====== Material supplied

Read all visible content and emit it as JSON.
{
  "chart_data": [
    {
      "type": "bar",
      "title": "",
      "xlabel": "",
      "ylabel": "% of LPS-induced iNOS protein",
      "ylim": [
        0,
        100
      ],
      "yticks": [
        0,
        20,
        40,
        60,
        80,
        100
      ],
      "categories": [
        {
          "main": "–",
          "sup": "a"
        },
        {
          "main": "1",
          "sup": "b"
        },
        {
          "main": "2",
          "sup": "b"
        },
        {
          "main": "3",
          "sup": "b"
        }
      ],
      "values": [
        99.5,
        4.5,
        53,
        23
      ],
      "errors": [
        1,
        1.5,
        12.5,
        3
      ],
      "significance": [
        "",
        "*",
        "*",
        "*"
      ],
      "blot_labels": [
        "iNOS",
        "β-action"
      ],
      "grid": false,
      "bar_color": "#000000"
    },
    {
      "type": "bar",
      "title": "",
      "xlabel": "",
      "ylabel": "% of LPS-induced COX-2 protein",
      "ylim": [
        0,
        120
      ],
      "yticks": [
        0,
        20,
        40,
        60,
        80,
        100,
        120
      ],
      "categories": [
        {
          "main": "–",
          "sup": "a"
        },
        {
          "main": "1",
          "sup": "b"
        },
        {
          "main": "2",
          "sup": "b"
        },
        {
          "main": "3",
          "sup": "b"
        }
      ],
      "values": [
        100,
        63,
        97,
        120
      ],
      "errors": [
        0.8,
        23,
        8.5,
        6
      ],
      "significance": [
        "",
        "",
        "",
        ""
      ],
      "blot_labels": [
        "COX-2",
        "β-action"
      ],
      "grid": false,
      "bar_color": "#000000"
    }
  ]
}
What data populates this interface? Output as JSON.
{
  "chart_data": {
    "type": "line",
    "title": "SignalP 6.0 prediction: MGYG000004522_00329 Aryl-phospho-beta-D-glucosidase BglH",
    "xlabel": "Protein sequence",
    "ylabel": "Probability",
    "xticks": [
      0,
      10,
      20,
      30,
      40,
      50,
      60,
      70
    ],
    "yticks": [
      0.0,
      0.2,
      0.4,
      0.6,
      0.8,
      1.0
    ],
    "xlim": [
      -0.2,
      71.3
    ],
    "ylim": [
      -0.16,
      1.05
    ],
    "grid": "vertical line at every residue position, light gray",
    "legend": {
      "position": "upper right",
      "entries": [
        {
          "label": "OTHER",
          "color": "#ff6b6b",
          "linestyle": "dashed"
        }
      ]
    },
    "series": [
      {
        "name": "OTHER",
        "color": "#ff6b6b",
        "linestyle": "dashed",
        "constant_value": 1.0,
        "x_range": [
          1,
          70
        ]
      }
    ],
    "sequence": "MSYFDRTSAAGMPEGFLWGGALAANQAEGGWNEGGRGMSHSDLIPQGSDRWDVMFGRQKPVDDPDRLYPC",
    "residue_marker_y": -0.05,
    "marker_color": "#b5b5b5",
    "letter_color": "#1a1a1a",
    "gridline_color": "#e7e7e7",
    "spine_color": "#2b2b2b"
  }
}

============

Exercise instructions
Exact copies of all the records are required.

Solution for this exercise
Read all visible content and emit it as JSON.
{
  "chart_data": [
    {
      "type": "bar",
      "title": "",
      "xlabel": "",
      "ylabel": "% of LPS-induced iNOS protein",
      "ylim": [
        0,
        100
      ],
      "yticks": [
        0,
        20,
        40,
        60,
        80,
        100
      ],
      "categories": [
        {
          "main": "–",
          "sup": "a"
        },
        {
          "main": "1",
          "sup": "b"
        },
        {
          "main": "2",
          "sup": "b"
        },
        {
          "main": "3",
          "sup": "b"
        }
      ],
      "values": [
        99.5,
        4.5,
        53,
        23
      ],
      "errors": [
        1,
        1.5,
        12.5,
        3
      ],
      "significance": [
        "",
        "*",
        "*",
        "*"
      ],
      "blot_labels": [
        "iNOS",
        "β-action"
      ],
      "grid": false,
      "bar_color": "#000000"
    },
    {
      "type": "bar",
      "title": "",
      "xlabel": "",
      "ylabel": "% of LPS-induced COX-2 protein",
      "ylim": [
        0,
        120
      ],
      "yticks": [
        0,
        20,
        40,
        60,
        80,
        100,
        120
      ],
      "categories": [
        {
          "main": "–",
          "sup": "a"
        },
        {
          "main": "1",
          "sup": "b"
        },
        {
          "main": "2",
          "sup": "b"
        },
        {
          "main": "3",
          "sup": "b"
        }
      ],
      "values": [
        100,
        63,
        97,
        120
      ],
      "errors": [
        0.8,
        23,
        8.5,
        6
      ],
      "significance": [
        "",
        "",
        "",
        ""
      ],
      "blot_labels": [
        "COX-2",
        "β-action"
      ],
      "grid": false,
      "bar_color": "#000000"
    }
  ]
}
What data populates this interface? Output as JSON.
{
  "chart_data": {
    "type": "line",
    "title": "SignalP 6.0 prediction: MGYG000004522_00329 Aryl-phospho-beta-D-glucosidase BglH",
    "xlabel": "Protein sequence",
    "ylabel": "Probability",
    "xticks": [
      0,
      10,
      20,
      30,
      40,
      50,
      60,
      70
    ],
    "yticks": [
      0.0,
      0.2,
      0.4,
      0.6,
      0.8,
      1.0
    ],
    "xlim": [
      -0.2,
      71.3
    ],
    "ylim": [
      -0.16,
      1.05
    ],
    "grid": "vertical line at every residue position, light gray",
    "legend": {
      "position": "upper right",
      "entries": [
        {
          "label": "OTHER",
          "color": "#ff6b6b",
          "linestyle": "dashed"
        }
      ]
    },
    "series": [
      {
        "name": "OTHER",
        "color": "#ff6b6b",
        "linestyle": "dashed",
        "constant_value": 1.0,
        "x_range": [
          1,
          70
        ]
      }
    ],
    "sequence": "MSYFDRTSAAGMPEGFLWGGALAANQAEGGWNEGGRGMSHSDLIPQGSDRWDVMFGRQKPVDDPDRLYPC",
    "residue_marker_y": -0.05,
    "marker_color": "#b5b5b5",
    "letter_color": "#1a1a1a",
    "gridline_color": "#e7e7e7",
    "spine_color": "#2b2b2b"
  }
}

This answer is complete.